[Data excerpts]
☆ ☆ ☆ ☆

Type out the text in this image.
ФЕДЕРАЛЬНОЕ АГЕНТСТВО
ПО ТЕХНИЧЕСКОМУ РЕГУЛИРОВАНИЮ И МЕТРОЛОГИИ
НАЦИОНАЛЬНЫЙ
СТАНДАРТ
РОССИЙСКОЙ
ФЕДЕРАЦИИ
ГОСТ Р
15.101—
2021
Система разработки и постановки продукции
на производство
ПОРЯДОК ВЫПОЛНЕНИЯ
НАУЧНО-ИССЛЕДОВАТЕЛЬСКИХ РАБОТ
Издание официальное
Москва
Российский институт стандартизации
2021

☆ ☆ ☆ ☆

[REQUIREMENT]
Exactly as shown above, return every record.

[TASK SOLUTION]
Type out the text in this image.
ФЕДЕРАЛЬНОЕ АГЕНТСТВО
ПО ТЕХНИЧЕСКОМУ РЕГУЛИРОВАНИЮ И МЕТРОЛОГИИ
НАЦИОНАЛЬНЫЙ
СТАНДАРТ
РОССИЙСКОЙ
ФЕДЕРАЦИИ
ГОСТ Р
15.101—
2021
Система разработки и постановки продукции
на производство
ПОРЯДОК ВЫПОЛНЕНИЯ
НАУЧНО-ИССЛЕДОВАТЕЛЬСКИХ РАБОТ
Издание официальное
Москва
Российский институт стандартизации
2021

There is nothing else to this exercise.